[Stored items]
* START *

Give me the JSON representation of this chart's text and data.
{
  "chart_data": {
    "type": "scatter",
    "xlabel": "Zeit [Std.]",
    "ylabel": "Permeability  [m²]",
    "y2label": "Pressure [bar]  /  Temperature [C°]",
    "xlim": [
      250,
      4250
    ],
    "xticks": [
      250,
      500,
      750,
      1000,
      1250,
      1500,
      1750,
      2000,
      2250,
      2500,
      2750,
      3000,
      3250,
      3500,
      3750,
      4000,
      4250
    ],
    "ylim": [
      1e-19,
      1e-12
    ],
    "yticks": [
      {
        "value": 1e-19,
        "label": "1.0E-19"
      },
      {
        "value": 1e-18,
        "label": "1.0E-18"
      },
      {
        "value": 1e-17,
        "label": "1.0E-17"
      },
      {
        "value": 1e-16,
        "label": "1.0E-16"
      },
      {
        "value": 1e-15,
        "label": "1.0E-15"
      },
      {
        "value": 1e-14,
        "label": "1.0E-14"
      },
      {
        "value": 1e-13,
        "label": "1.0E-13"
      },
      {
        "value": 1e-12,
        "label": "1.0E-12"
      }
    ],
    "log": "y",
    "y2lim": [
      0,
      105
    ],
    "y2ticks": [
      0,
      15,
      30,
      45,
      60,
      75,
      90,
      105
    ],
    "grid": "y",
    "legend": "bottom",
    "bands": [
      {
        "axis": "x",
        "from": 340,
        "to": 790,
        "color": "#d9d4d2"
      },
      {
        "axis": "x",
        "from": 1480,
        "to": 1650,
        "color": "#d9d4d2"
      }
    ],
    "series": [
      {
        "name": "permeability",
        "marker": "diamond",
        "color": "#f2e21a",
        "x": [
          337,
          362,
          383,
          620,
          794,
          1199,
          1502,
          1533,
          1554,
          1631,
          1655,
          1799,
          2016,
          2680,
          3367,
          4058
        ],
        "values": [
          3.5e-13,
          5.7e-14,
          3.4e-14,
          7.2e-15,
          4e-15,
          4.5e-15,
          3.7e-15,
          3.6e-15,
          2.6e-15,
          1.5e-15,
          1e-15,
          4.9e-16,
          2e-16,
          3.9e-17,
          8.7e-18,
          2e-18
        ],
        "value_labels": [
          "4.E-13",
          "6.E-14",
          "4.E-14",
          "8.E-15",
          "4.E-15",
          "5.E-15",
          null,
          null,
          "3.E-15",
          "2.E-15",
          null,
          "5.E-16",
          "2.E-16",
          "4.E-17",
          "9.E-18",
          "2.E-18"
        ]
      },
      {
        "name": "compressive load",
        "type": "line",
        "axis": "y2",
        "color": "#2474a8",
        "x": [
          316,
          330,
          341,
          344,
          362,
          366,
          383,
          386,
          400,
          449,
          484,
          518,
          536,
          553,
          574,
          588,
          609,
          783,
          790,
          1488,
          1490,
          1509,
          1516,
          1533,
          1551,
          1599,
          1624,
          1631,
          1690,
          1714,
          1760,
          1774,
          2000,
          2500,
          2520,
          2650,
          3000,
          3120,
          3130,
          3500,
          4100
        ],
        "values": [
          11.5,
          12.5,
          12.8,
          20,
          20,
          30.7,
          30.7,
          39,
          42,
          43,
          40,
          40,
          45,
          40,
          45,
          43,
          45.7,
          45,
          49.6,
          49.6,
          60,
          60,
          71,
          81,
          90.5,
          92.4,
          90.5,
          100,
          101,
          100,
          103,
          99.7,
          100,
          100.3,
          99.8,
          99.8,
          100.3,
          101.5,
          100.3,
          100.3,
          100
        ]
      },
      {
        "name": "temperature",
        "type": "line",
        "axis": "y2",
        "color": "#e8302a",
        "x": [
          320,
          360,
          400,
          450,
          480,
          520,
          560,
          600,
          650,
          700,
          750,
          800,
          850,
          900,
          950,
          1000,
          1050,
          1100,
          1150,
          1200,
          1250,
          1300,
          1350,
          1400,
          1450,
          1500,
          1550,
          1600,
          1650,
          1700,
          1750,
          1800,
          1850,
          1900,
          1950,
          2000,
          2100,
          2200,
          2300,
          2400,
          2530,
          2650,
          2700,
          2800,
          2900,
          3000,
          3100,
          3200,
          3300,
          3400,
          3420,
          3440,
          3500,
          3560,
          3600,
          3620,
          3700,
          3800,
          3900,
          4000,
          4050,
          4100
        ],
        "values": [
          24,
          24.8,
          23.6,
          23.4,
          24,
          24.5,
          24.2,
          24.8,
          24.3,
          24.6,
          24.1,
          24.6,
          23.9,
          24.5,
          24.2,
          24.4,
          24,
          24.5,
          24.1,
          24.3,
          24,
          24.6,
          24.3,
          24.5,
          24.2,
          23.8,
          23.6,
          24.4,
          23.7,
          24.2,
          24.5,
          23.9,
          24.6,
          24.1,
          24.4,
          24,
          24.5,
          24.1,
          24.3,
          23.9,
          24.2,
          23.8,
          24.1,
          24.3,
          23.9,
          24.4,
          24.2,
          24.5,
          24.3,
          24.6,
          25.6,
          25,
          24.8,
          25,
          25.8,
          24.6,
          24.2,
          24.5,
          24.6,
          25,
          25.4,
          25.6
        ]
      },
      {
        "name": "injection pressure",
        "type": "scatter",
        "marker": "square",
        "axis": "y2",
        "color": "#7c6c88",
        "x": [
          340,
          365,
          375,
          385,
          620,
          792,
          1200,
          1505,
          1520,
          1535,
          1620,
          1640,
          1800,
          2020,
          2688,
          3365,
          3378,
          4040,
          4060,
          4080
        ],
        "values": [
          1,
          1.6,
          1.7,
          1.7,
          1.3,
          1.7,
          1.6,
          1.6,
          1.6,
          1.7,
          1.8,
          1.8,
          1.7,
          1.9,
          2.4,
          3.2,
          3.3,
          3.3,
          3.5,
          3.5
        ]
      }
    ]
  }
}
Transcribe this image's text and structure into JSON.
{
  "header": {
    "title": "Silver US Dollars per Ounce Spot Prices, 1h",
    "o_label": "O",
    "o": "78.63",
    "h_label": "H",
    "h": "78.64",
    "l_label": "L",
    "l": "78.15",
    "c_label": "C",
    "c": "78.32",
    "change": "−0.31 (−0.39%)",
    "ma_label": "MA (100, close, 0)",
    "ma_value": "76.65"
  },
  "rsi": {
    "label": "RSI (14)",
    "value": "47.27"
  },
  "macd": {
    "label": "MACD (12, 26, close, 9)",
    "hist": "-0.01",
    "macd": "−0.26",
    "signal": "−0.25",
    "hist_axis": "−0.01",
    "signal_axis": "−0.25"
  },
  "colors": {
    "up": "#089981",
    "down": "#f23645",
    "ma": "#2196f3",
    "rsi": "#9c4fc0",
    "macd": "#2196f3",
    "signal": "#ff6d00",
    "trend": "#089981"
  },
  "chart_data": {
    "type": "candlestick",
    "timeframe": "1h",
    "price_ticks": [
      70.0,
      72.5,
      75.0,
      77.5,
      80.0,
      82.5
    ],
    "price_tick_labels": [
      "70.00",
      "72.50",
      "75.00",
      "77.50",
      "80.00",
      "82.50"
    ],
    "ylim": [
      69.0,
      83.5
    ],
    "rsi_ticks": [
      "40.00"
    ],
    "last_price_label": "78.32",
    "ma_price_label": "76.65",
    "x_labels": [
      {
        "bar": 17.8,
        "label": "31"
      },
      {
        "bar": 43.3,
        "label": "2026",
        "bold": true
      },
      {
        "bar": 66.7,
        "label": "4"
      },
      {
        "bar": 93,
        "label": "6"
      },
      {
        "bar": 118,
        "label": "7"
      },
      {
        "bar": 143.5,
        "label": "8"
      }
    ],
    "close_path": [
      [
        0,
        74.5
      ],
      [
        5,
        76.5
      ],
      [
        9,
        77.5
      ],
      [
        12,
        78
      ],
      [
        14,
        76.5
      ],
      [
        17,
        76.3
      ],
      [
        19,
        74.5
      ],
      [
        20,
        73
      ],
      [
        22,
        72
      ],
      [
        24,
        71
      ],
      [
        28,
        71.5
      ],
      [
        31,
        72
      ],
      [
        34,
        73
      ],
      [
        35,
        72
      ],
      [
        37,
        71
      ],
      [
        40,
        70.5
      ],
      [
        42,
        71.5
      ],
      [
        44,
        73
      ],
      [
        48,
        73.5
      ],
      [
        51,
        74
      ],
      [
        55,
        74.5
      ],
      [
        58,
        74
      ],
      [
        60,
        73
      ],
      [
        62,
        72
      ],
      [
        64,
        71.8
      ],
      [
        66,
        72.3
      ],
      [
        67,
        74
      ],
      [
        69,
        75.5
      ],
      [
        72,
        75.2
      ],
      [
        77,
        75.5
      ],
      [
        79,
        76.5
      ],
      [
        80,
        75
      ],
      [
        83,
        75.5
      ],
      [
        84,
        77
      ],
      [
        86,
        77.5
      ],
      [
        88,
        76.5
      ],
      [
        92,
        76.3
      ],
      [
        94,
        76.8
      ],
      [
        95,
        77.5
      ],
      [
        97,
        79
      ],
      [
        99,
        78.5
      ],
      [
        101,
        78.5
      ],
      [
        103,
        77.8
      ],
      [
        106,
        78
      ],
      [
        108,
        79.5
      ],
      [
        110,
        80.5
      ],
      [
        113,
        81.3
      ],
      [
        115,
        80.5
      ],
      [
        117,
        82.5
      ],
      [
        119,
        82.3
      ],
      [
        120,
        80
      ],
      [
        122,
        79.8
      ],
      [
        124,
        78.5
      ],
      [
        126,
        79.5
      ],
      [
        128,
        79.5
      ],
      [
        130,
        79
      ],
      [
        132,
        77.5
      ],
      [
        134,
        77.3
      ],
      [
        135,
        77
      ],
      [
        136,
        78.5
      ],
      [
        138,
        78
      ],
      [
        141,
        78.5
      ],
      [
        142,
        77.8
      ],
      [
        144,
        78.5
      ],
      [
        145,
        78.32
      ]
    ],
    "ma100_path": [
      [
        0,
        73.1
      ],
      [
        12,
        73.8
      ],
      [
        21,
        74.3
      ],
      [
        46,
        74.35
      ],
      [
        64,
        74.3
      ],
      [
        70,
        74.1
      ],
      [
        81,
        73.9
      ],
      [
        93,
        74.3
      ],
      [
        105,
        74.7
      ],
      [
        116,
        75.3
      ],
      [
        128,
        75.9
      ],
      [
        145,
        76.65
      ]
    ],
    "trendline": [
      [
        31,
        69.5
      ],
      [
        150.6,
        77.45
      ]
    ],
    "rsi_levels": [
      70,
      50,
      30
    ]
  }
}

* END *

#### What you have to do:
Show the lines that mention the word "text".

#### Correct result:
Give me the JSON representation of this chart's text and data.
Transcribe this image's text and structure into JSON.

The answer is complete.